La ruta más célebre del Parque Natural Sierras de Cazorla, Segura y Las Villas — el espacio protegido más extenso de España con sus 214.336 hectáreas y Reserva de la Biosfera UNESCO desde 1983. Siguiendo el curso del río Borosa a lo largo de ~12 km en una sola dirección, el sendero encadena tres gargantas espectaculares (Puente Toba, Puente Piedra y Cerrada de Elías), pozas naturales, dos cascadas, pasarelas de madera sobre paredes verticales y un tramo final perforado a través de la roca viva para alcanzar la Laguna de Aguas Negras a 1.400 metros de altitud. Son ~24 km de ida y vuelta y unos 750 metros de desnivel acumulado: una jornada larga pero con uno de los finales más reconocibles del senderismo andaluz.
El río Borosa nace en los manantiales de la Laguna de Aguas Negras y recorre un valle que los geólogos consideran un ejemplo canónico de erosión kárstica en caliza jurásica. La ruta transita por él de forma casi ininterrumpida, cruzando el cauce varias veces mediante pasarelas de madera y pudiendo seguir el sonido del agua durante toda la jornada. El tramo más espectacular empieza en la Cerrada de Elías, donde el río se abre paso entre paredes verticales de apenas unos metros de anchura: las rocas mojadas están pobladas de Pinguicula vallisnerifolia, la grasilla de Cazorla, planta carnívora endémica cuya única población mundial de entidad se localiza precisamente en estas paredes. El visitante que llega sin conocer su existencia suele confundir las pequeñas rosetas de color verde-púrpura con musgo, hasta que alguien le señala que esas hojas pegajosas están digiriendo insectos.

********

**Ejercicios propuestos:**
a) Según el fragmento sobre la ruta del río Borosa, ¿a qué altitud se encuentra la Laguna de Aguas Negras?
b) Cita del fragmento sobre la ruta del río Borosa el pasaje que va desde "La ruta más" hasta "del senderismo andaluz.", ambos incluidos.
Las líneas no hacen falta para resolver ningún ejercicio.

**Registros de datos:**
********

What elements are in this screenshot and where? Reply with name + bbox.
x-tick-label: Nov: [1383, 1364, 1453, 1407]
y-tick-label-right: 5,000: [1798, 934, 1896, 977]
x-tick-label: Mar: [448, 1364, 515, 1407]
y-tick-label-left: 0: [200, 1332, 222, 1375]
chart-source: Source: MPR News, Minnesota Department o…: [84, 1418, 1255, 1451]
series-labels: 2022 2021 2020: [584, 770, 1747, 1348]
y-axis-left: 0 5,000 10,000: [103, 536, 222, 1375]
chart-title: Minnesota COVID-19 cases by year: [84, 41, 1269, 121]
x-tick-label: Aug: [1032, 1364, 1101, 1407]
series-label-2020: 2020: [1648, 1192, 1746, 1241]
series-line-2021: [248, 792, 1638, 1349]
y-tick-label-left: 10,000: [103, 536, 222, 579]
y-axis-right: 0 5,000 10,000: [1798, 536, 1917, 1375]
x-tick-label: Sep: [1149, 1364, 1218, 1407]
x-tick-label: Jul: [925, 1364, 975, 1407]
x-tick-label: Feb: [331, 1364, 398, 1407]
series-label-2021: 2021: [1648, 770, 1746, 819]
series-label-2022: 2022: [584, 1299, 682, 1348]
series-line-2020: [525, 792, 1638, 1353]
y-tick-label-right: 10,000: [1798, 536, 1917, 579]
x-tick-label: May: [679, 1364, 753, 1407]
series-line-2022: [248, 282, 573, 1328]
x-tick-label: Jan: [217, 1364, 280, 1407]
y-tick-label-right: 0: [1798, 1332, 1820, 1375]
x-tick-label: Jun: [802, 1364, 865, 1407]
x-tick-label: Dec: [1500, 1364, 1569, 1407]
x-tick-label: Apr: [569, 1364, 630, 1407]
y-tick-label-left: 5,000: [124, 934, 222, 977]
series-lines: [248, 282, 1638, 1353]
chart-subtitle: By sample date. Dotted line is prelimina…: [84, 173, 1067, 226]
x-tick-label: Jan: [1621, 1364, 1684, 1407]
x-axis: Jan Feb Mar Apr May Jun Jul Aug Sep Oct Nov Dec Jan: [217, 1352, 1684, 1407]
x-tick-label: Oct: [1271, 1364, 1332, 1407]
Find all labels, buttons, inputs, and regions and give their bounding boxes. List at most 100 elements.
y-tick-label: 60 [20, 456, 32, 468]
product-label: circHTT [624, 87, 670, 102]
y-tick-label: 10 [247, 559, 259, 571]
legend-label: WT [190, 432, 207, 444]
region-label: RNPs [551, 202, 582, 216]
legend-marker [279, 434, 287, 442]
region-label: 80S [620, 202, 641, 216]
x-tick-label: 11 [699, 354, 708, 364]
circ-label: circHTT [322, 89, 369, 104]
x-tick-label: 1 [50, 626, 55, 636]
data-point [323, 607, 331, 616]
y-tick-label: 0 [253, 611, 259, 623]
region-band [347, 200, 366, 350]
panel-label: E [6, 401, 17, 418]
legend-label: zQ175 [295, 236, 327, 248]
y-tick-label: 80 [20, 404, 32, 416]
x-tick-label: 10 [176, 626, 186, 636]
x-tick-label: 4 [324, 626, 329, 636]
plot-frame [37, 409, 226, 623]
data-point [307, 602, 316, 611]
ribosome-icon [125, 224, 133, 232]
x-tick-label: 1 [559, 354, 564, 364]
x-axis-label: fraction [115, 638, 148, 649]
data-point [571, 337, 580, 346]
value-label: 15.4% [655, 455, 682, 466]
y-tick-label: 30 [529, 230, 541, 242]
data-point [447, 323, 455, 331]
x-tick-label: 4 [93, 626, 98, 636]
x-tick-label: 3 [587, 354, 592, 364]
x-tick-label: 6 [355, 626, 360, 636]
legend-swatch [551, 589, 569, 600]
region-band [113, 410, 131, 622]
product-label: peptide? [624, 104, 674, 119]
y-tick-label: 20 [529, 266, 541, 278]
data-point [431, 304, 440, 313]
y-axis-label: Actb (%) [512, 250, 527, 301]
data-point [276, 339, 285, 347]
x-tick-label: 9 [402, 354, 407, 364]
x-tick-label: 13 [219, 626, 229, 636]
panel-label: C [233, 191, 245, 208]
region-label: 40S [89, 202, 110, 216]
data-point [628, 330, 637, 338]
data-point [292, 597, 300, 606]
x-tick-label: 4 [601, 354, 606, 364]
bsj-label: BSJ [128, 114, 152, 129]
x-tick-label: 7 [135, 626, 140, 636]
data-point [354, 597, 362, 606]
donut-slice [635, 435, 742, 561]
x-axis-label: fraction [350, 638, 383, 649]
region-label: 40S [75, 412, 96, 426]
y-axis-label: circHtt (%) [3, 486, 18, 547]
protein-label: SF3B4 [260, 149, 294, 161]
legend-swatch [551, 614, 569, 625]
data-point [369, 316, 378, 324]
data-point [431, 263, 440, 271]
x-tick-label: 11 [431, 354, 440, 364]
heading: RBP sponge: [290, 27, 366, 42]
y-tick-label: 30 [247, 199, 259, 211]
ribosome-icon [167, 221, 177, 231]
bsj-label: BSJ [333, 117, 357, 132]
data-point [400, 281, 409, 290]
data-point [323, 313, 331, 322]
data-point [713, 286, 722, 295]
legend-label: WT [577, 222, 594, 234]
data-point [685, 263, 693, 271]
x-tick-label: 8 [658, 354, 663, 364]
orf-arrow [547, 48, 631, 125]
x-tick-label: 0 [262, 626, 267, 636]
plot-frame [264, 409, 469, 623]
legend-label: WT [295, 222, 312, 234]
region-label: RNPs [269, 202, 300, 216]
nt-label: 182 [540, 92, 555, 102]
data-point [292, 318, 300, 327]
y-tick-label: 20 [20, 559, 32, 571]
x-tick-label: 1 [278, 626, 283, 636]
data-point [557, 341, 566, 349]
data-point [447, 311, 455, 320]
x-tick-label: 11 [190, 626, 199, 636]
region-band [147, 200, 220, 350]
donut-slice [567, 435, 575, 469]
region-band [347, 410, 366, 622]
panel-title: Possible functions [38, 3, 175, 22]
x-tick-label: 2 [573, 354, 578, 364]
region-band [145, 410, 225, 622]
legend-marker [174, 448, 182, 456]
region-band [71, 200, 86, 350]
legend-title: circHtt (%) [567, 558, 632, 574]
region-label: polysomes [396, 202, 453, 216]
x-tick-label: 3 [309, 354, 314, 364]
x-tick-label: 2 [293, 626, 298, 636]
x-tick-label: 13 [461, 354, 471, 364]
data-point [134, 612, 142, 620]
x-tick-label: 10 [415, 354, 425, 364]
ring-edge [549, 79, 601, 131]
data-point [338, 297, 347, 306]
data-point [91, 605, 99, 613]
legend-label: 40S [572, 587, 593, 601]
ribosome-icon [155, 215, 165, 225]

********

**Ejercicios resueltos:**
a) A 1.400 metros de altitud.

b)
La ruta más célebre del Parque Natural Sierras de Cazorla, Segura y Las Villas — el espacio protegido más extenso de España con sus 214.336 hectáreas y Reserva de la Biosfera UNESCO desde 1983. Siguiendo el curso del río Borosa a lo largo de ~12 km en una sola dirección, el sendero encadena tres gargantas espectaculares (Puente Toba, Puente Piedra y Cerrada de Elías), pozas naturales, dos cascadas, pasarelas de madera sobre paredes verticales y un tramo final perforado a través de la roca viva para alcanzar la Laguna de Aguas Negras a 1.400 metros de altitud. Son ~24 km de ida y vuelta y unos 750 metros de desnivel acumulado: una jornada larga pero con uno de los finales más reconocibles del senderismo andaluz.